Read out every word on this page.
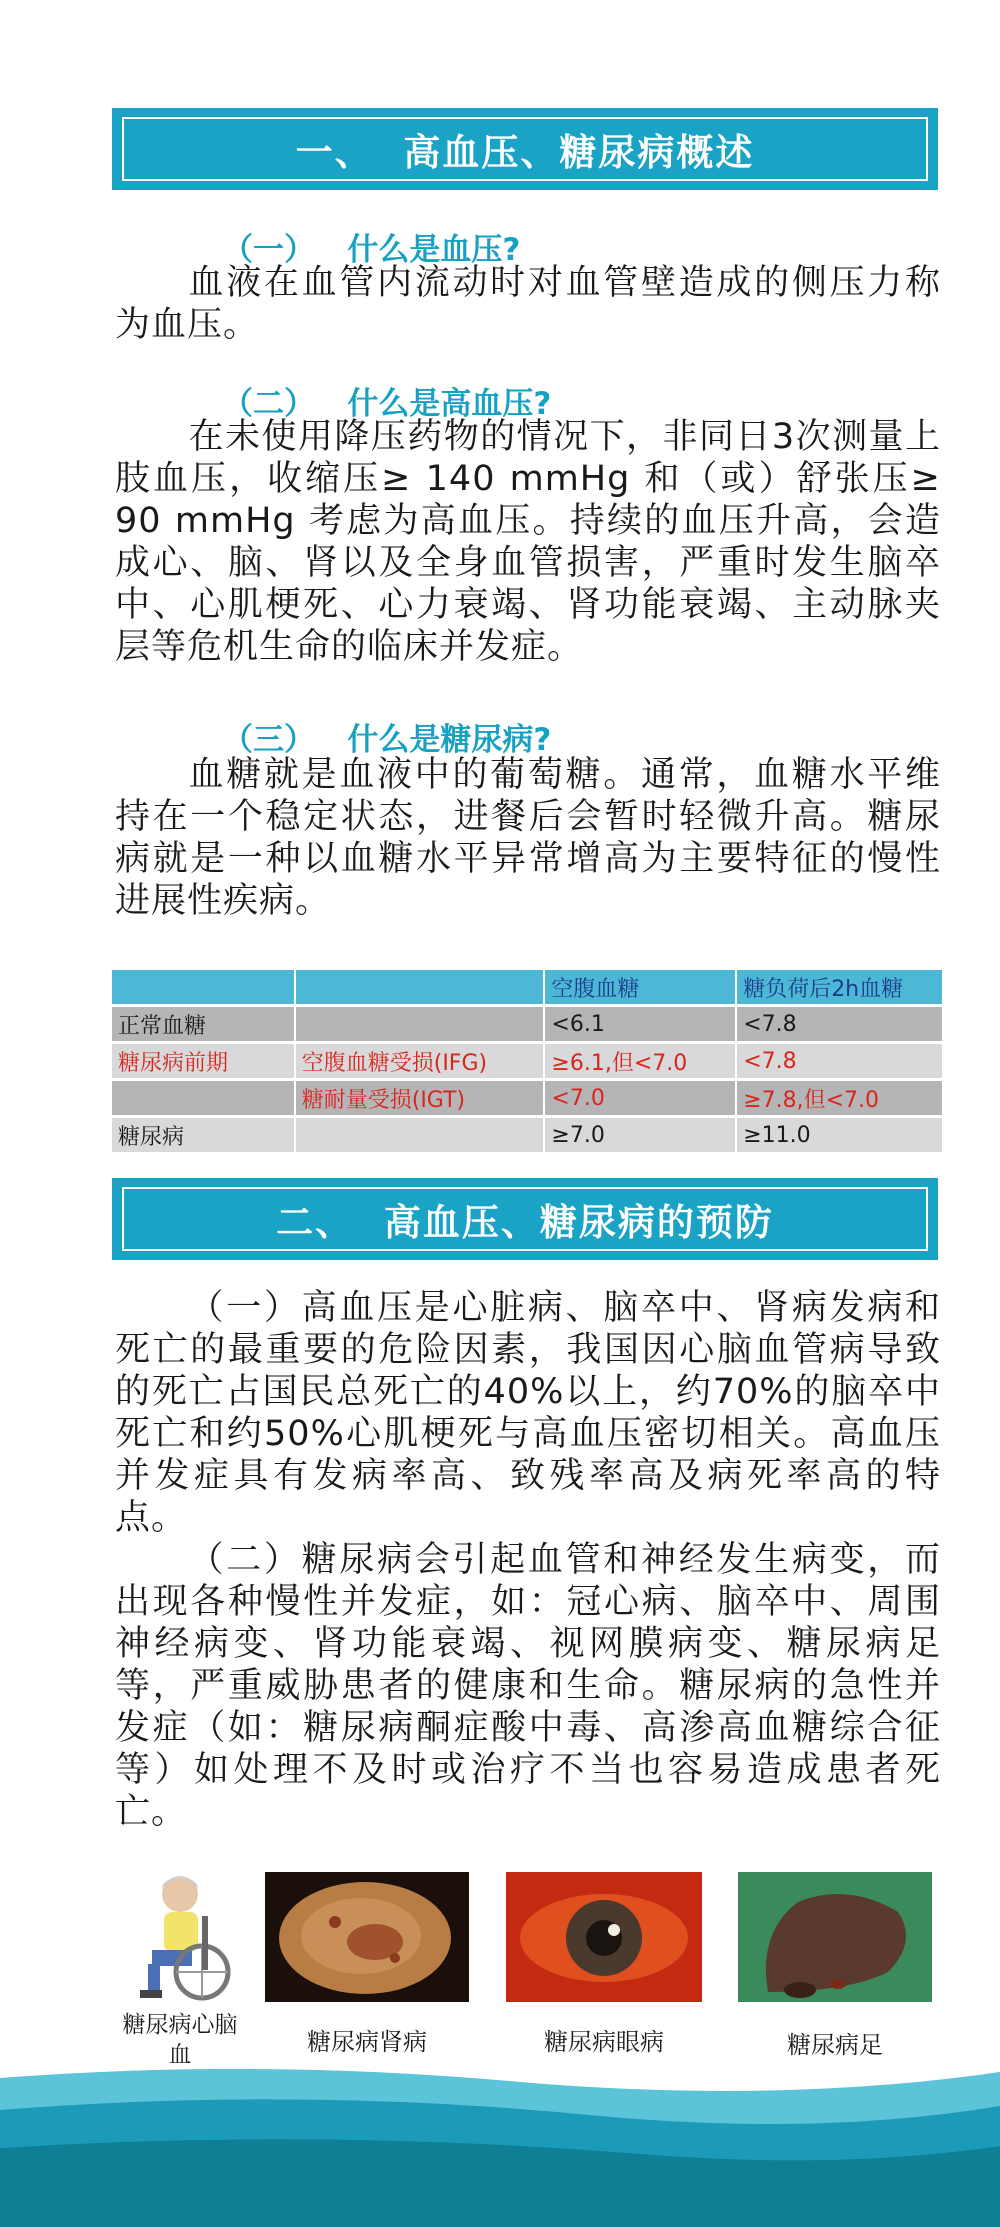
一、  高血压、糖尿病概述
（一）   什么是血压?

血液在血管内流动时对血管壁造成的侧压力称为血压。

（二）   什么是高血压?

在未使用降压药物的情况下，非同日3次测量上肢血压，收缩压≥ 140 mmHg 和（或）舒张压≥ 90 mmHg 考虑为高血压。持续的血压升高，会造成心、脑、肾以及全身血管损害，严重时发生脑卒中、心肌梗死、心力衰竭、肾功能衰竭、主动脉夹层等危机生命的临床并发症。

（三）   什么是糖尿病?

血糖就是血液中的葡萄糖。通常，血糖水平维持在一个稳定状态，进餐后会暂时轻微升高。糖尿病就是一种以血糖水平异常增高为主要特征的慢性进展性疾病。

		空腹血糖	糖负荷后2h血糖
正常血糖		<6.1	<7.8
糖尿病前期	空腹血糖受损(IFG)	≥6.1,但<7.0	<7.8
	糖耐量受损(IGT)	<7.0	≥7.8,但<7.0
糖尿病		≥7.0	≥11.0
二、  高血压、糖尿病的预防

（一）高血压是心脏病、脑卒中、肾病发病和死亡的最重要的危险因素，我国因心脑血管病导致的死亡占国民总死亡的40%以上，约70%的脑卒中死亡和约50%心肌梗死与高血压密切相关。高血压并发症具有发病率高、致残率高及病死率高的特点。

（二）糖尿病会引起血管和神经发生病变，而出现各种慢性并发症，如：冠心病、脑卒中、周围神经病变、肾功能衰竭、视网膜病变、糖尿病足等，严重威胁患者的健康和生命。糖尿病的急性并发症（如：糖尿病酮症酸中毒、高渗高血糖综合征等）如处理不及时或治疗不当也容易造成患者死亡。

糖尿病心脑血	糖尿病肾病	糖尿病眼病	糖尿病足
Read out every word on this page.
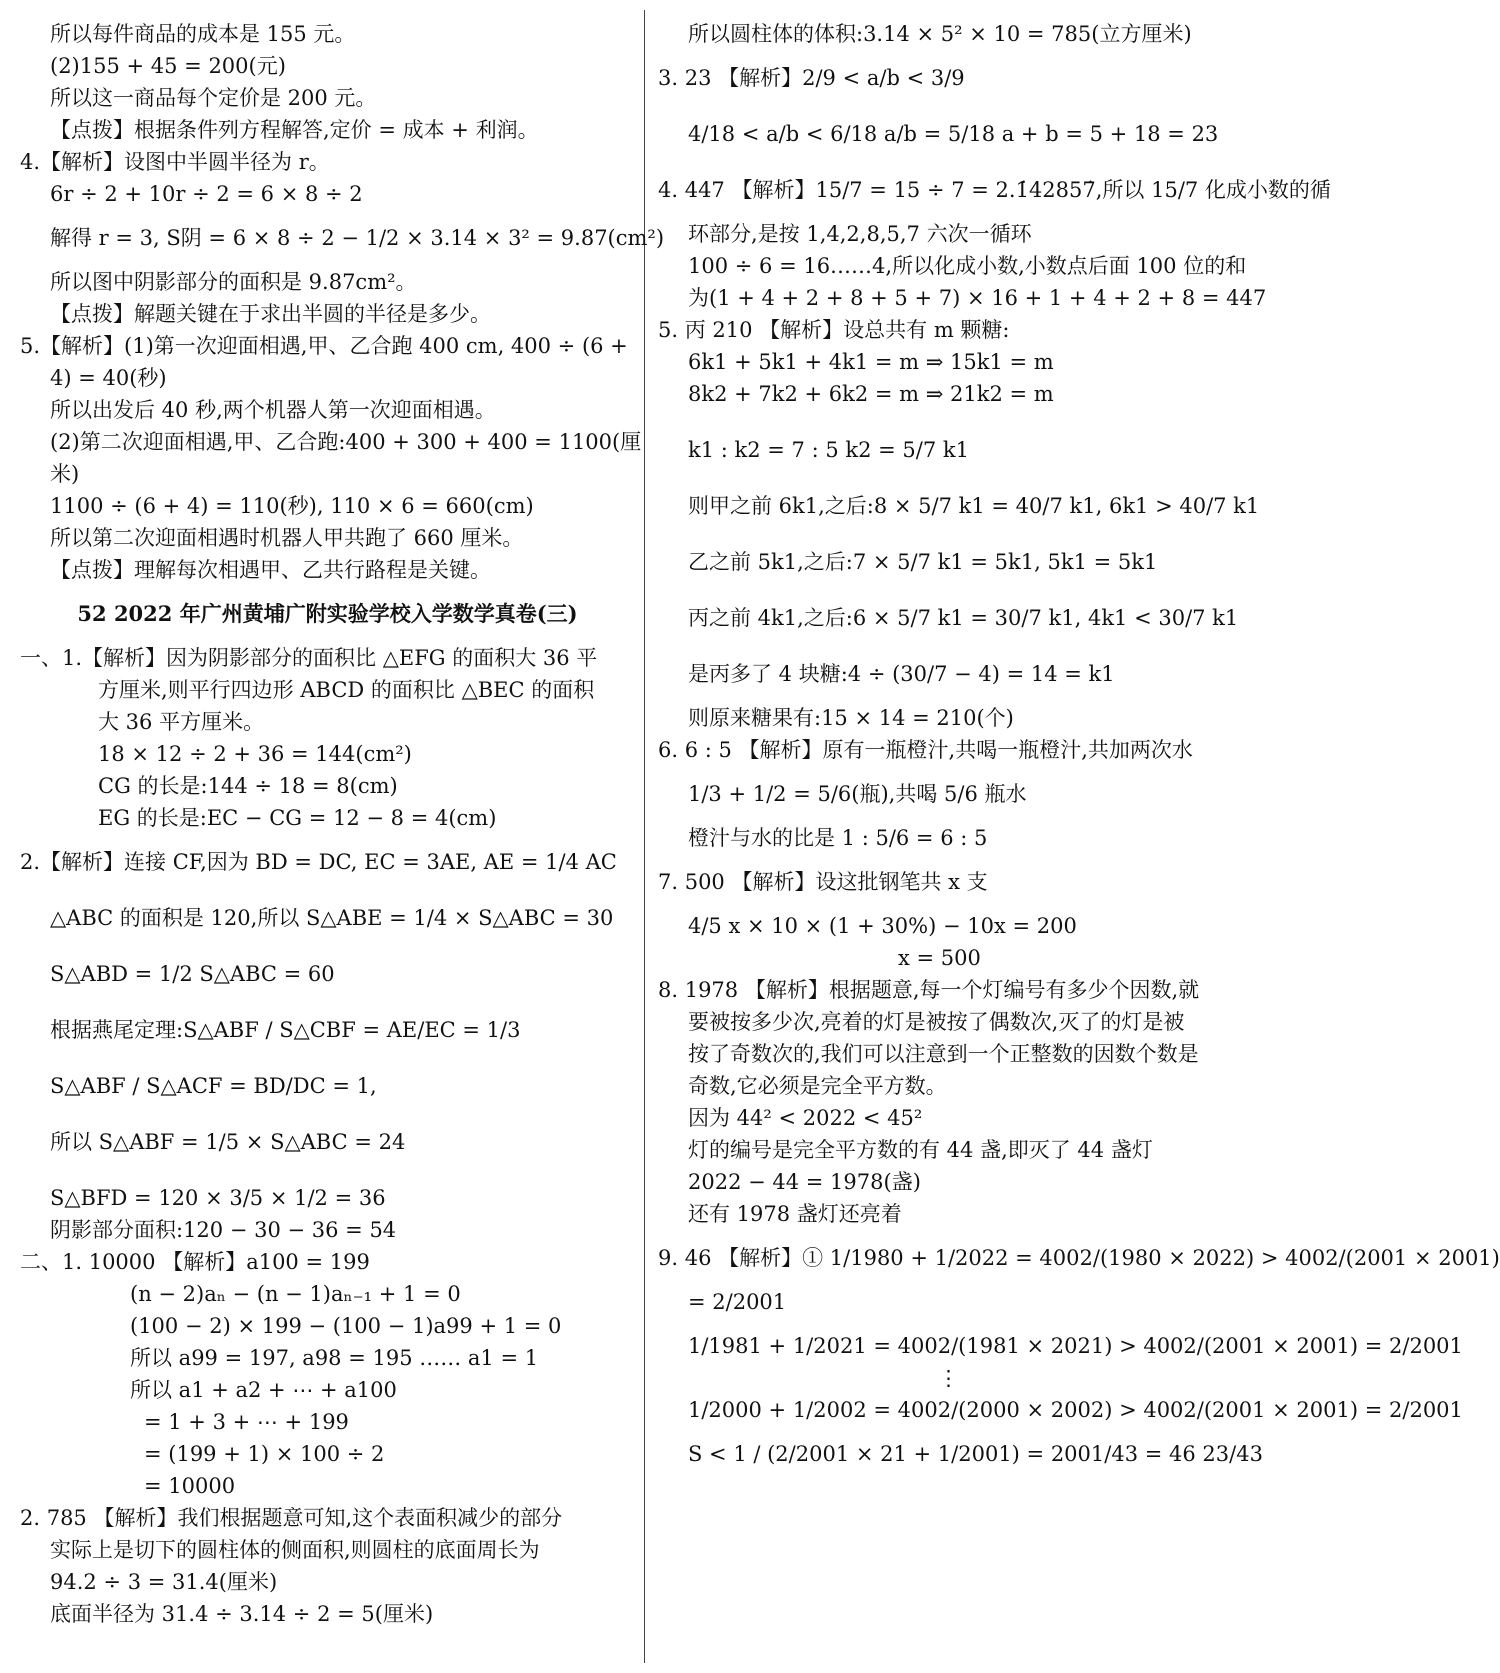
所以每件商品的成本是 155 元。
(2)155 + 45 = 200(元)
所以这一商品每个定价是 200 元。
【点拨】根据条件列方程解答,定价 = 成本 + 利润。
4.【解析】设图中半圆半径为 r。
6r ÷ 2 + 10r ÷ 2 = 6 × 8 ÷ 2
解得 r = 3, S阴 = 6 × 8 ÷ 2 − 1/2 × 3.14 × 3² = 9.87(cm²)
所以图中阴影部分的面积是 9.87cm²。
【点拨】解题关键在于求出半圆的半径是多少。
5.【解析】(1)第一次迎面相遇,甲、乙合跑 400 cm, 400 ÷ (6 +
4) = 40(秒)
所以出发后 40 秒,两个机器人第一次迎面相遇。
(2)第二次迎面相遇,甲、乙合跑:400 + 300 + 400 = 1100(厘
米)
1100 ÷ (6 + 4) = 110(秒), 110 × 6 = 660(cm)
所以第二次迎面相遇时机器人甲共跑了 660 厘米。
【点拨】理解每次相遇甲、乙共行路程是关键。
52 2022 年广州黄埔广附实验学校入学数学真卷(三)
一、1.【解析】因为阴影部分的面积比 △EFG 的面积大 36 平
方厘米,则平行四边形 ABCD 的面积比 △BEC 的面积
大 36 平方厘米。
18 × 12 ÷ 2 + 36 = 144(cm²)
CG 的长是:144 ÷ 18 = 8(cm)
EG 的长是:EC − CG = 12 − 8 = 4(cm)
2.【解析】连接 CF,因为 BD = DC, EC = 3AE, AE = 1/4 AC
△ABC 的面积是 120,所以 S△ABE = 1/4 × S△ABC = 30
S△ABD = 1/2 S△ABC = 60
根据燕尾定理:S△ABF / S△CBF = AE/EC = 1/3
S△ABF / S△ACF = BD/DC = 1,
所以 S△ABF = 1/5 × S△ABC = 24
S△BFD = 120 × 3/5 × 1/2 = 36
阴影部分面积:120 − 30 − 36 = 54
二、1. 10000 【解析】a100 = 199
(n − 2)aₙ − (n − 1)aₙ₋₁ + 1 = 0
(100 − 2) × 199 − (100 − 1)a99 + 1 = 0
所以 a99 = 197, a98 = 195 …… a1 = 1
所以 a1 + a2 + ⋯ + a100
= 1 + 3 + ⋯ + 199
= (199 + 1) × 100 ÷ 2
= 10000
2. 785 【解析】我们根据题意可知,这个表面积减少的部分
实际上是切下的圆柱体的侧面积,则圆柱的底面周长为
94.2 ÷ 3 = 31.4(厘米)
底面半径为 31.4 ÷ 3.14 ÷ 2 = 5(厘米)
所以圆柱体的体积:3.14 × 5² × 10 = 785(立方厘米)
3. 23 【解析】2/9 < a/b < 3/9
4/18 < a/b < 6/18 a/b = 5/18 a + b = 5 + 18 = 23
4. 447 【解析】15/7 = 15 ÷ 7 = 2.1̇42857̇,所以 15/7 化成小数的循
环部分,是按 1,4,2,8,5,7 六次一循环
100 ÷ 6 = 16……4,所以化成小数,小数点后面 100 位的和
为(1 + 4 + 2 + 8 + 5 + 7) × 16 + 1 + 4 + 2 + 8 = 447
5. 丙 210 【解析】设总共有 m 颗糖:
6k1 + 5k1 + 4k1 = m ⇒ 15k1 = m
8k2 + 7k2 + 6k2 = m ⇒ 21k2 = m
k1 : k2 = 7 : 5 k2 = 5/7 k1
则甲之前 6k1,之后:8 × 5/7 k1 = 40/7 k1, 6k1 > 40/7 k1
乙之前 5k1,之后:7 × 5/7 k1 = 5k1, 5k1 = 5k1
丙之前 4k1,之后:6 × 5/7 k1 = 30/7 k1, 4k1 < 30/7 k1
是丙多了 4 块糖:4 ÷ (30/7 − 4) = 14 = k1
则原来糖果有:15 × 14 = 210(个)
6. 6 : 5 【解析】原有一瓶橙汁,共喝一瓶橙汁,共加两次水
1/3 + 1/2 = 5/6(瓶),共喝 5/6 瓶水
橙汁与水的比是 1 : 5/6 = 6 : 5
7. 500 【解析】设这批钢笔共 x 支
4/5 x × 10 × (1 + 30%) − 10x = 200
x = 500
8. 1978 【解析】根据题意,每一个灯编号有多少个因数,就
要被按多少次,亮着的灯是被按了偶数次,灭了的灯是被
按了奇数次的,我们可以注意到一个正整数的因数个数是
奇数,它必须是完全平方数。
因为 44² < 2022 < 45²
灯的编号是完全平方数的有 44 盏,即灭了 44 盏灯
2022 − 44 = 1978(盏)
还有 1978 盏灯还亮着
9. 46 【解析】① 1/1980 + 1/2022 = 4002/(1980 × 2022) > 4002/(2001 × 2001)
= 2/2001
1/1981 + 1/2021 = 4002/(1981 × 2021) > 4002/(2001 × 2001) = 2/2001
⋮
1/2000 + 1/2002 = 4002/(2000 × 2002) > 4002/(2001 × 2001) = 2/2001
S < 1 / (2/2001 × 21 + 1/2001) = 2001/43 = 46 23/43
= = = = =
TASK DIRECTIONS: Reproduce every line precisely as given, omitting all pictures.

FINISHED EXERCISE:
Read out every word on this page.
一、  高血压、糖尿病概述
（一）   什么是血压?

血液在血管内流动时对血管壁造成的侧压力称为血压。

（二）   什么是高血压?

在未使用降压药物的情况下，非同日3次测量上肢血压，收缩压≥ 140 mmHg 和（或）舒张压≥ 90 mmHg 考虑为高血压。持续的血压升高，会造成心、脑、肾以及全身血管损害，严重时发生脑卒中、心肌梗死、心力衰竭、肾功能衰竭、主动脉夹层等危机生命的临床并发症。

（三）   什么是糖尿病?

血糖就是血液中的葡萄糖。通常，血糖水平维持在一个稳定状态，进餐后会暂时轻微升高。糖尿病就是一种以血糖水平异常增高为主要特征的慢性进展性疾病。

		空腹血糖	糖负荷后2h血糖
正常血糖		<6.1	<7.8
糖尿病前期	空腹血糖受损(IFG)	≥6.1,但<7.0	<7.8
	糖耐量受损(IGT)	<7.0	≥7.8,但<7.0
糖尿病		≥7.0	≥11.0
二、  高血压、糖尿病的预防

（一）高血压是心脏病、脑卒中、肾病发病和死亡的最重要的危险因素，我国因心脑血管病导致的死亡占国民总死亡的40%以上，约70%的脑卒中死亡和约50%心肌梗死与高血压密切相关。高血压并发症具有发病率高、致残率高及病死率高的特点。

（二）糖尿病会引起血管和神经发生病变，而出现各种慢性并发症，如：冠心病、脑卒中、周围神经病变、肾功能衰竭、视网膜病变、糖尿病足等，严重威胁患者的健康和生命。糖尿病的急性并发症（如：糖尿病酮症酸中毒、高渗高血糖综合征等）如处理不及时或治疗不当也容易造成患者死亡。

糖尿病心脑血	糖尿病肾病	糖尿病眼病	糖尿病足
Read out every word on this page.
所以每件商品的成本是 155 元。
(2)155 + 45 = 200(元)
所以这一商品每个定价是 200 元。
【点拨】根据条件列方程解答,定价 = 成本 + 利润。
4.【解析】设图中半圆半径为 r。
6r ÷ 2 + 10r ÷ 2 = 6 × 8 ÷ 2
解得 r = 3, S阴 = 6 × 8 ÷ 2 − 1/2 × 3.14 × 3² = 9.87(cm²)
所以图中阴影部分的面积是 9.87cm²。
【点拨】解题关键在于求出半圆的半径是多少。
5.【解析】(1)第一次迎面相遇,甲、乙合跑 400 cm, 400 ÷ (6 +
4) = 40(秒)
所以出发后 40 秒,两个机器人第一次迎面相遇。
(2)第二次迎面相遇,甲、乙合跑:400 + 300 + 400 = 1100(厘
米)
1100 ÷ (6 + 4) = 110(秒), 110 × 6 = 660(cm)
所以第二次迎面相遇时机器人甲共跑了 660 厘米。
【点拨】理解每次相遇甲、乙共行路程是关键。
52 2022 年广州黄埔广附实验学校入学数学真卷(三)
一、1.【解析】因为阴影部分的面积比 △EFG 的面积大 36 平
方厘米,则平行四边形 ABCD 的面积比 △BEC 的面积
大 36 平方厘米。
18 × 12 ÷ 2 + 36 = 144(cm²)
CG 的长是:144 ÷ 18 = 8(cm)
EG 的长是:EC − CG = 12 − 8 = 4(cm)
2.【解析】连接 CF,因为 BD = DC, EC = 3AE, AE = 1/4 AC
△ABC 的面积是 120,所以 S△ABE = 1/4 × S△ABC = 30
S△ABD = 1/2 S△ABC = 60
根据燕尾定理:S△ABF / S△CBF = AE/EC = 1/3
S△ABF / S△ACF = BD/DC = 1,
所以 S△ABF = 1/5 × S△ABC = 24
S△BFD = 120 × 3/5 × 1/2 = 36
阴影部分面积:120 − 30 − 36 = 54
二、1. 10000 【解析】a100 = 199
(n − 2)aₙ − (n − 1)aₙ₋₁ + 1 = 0
(100 − 2) × 199 − (100 − 1)a99 + 1 = 0
所以 a99 = 197, a98 = 195 …… a1 = 1
所以 a1 + a2 + ⋯ + a100
= 1 + 3 + ⋯ + 199
= (199 + 1) × 100 ÷ 2
= 10000
2. 785 【解析】我们根据题意可知,这个表面积减少的部分
实际上是切下的圆柱体的侧面积,则圆柱的底面周长为
94.2 ÷ 3 = 31.4(厘米)
底面半径为 31.4 ÷ 3.14 ÷ 2 = 5(厘米)
所以圆柱体的体积:3.14 × 5² × 10 = 785(立方厘米)
3. 23 【解析】2/9 < a/b < 3/9
4/18 < a/b < 6/18 a/b = 5/18 a + b = 5 + 18 = 23
4. 447 【解析】15/7 = 15 ÷ 7 = 2.1̇42857̇,所以 15/7 化成小数的循
环部分,是按 1,4,2,8,5,7 六次一循环
100 ÷ 6 = 16……4,所以化成小数,小数点后面 100 位的和
为(1 + 4 + 2 + 8 + 5 + 7) × 16 + 1 + 4 + 2 + 8 = 447
5. 丙 210 【解析】设总共有 m 颗糖:
6k1 + 5k1 + 4k1 = m ⇒ 15k1 = m
8k2 + 7k2 + 6k2 = m ⇒ 21k2 = m
k1 : k2 = 7 : 5 k2 = 5/7 k1
则甲之前 6k1,之后:8 × 5/7 k1 = 40/7 k1, 6k1 > 40/7 k1
乙之前 5k1,之后:7 × 5/7 k1 = 5k1, 5k1 = 5k1
丙之前 4k1,之后:6 × 5/7 k1 = 30/7 k1, 4k1 < 30/7 k1
是丙多了 4 块糖:4 ÷ (30/7 − 4) = 14 = k1
则原来糖果有:15 × 14 = 210(个)
6. 6 : 5 【解析】原有一瓶橙汁,共喝一瓶橙汁,共加两次水
1/3 + 1/2 = 5/6(瓶),共喝 5/6 瓶水
橙汁与水的比是 1 : 5/6 = 6 : 5
7. 500 【解析】设这批钢笔共 x 支
4/5 x × 10 × (1 + 30%) − 10x = 200
x = 500
8. 1978 【解析】根据题意,每一个灯编号有多少个因数,就
要被按多少次,亮着的灯是被按了偶数次,灭了的灯是被
按了奇数次的,我们可以注意到一个正整数的因数个数是
奇数,它必须是完全平方数。
因为 44² < 2022 < 45²
灯的编号是完全平方数的有 44 盏,即灭了 44 盏灯
2022 − 44 = 1978(盏)
还有 1978 盏灯还亮着
9. 46 【解析】① 1/1980 + 1/2022 = 4002/(1980 × 2022) > 4002/(2001 × 2001)
= 2/2001
1/1981 + 1/2021 = 4002/(1981 × 2021) > 4002/(2001 × 2001) = 2/2001
⋮
1/2000 + 1/2002 = 4002/(2000 × 2002) > 4002/(2001 × 2001) = 2/2001
S < 1 / (2/2001 × 21 + 1/2001) = 2001/43 = 46 23/43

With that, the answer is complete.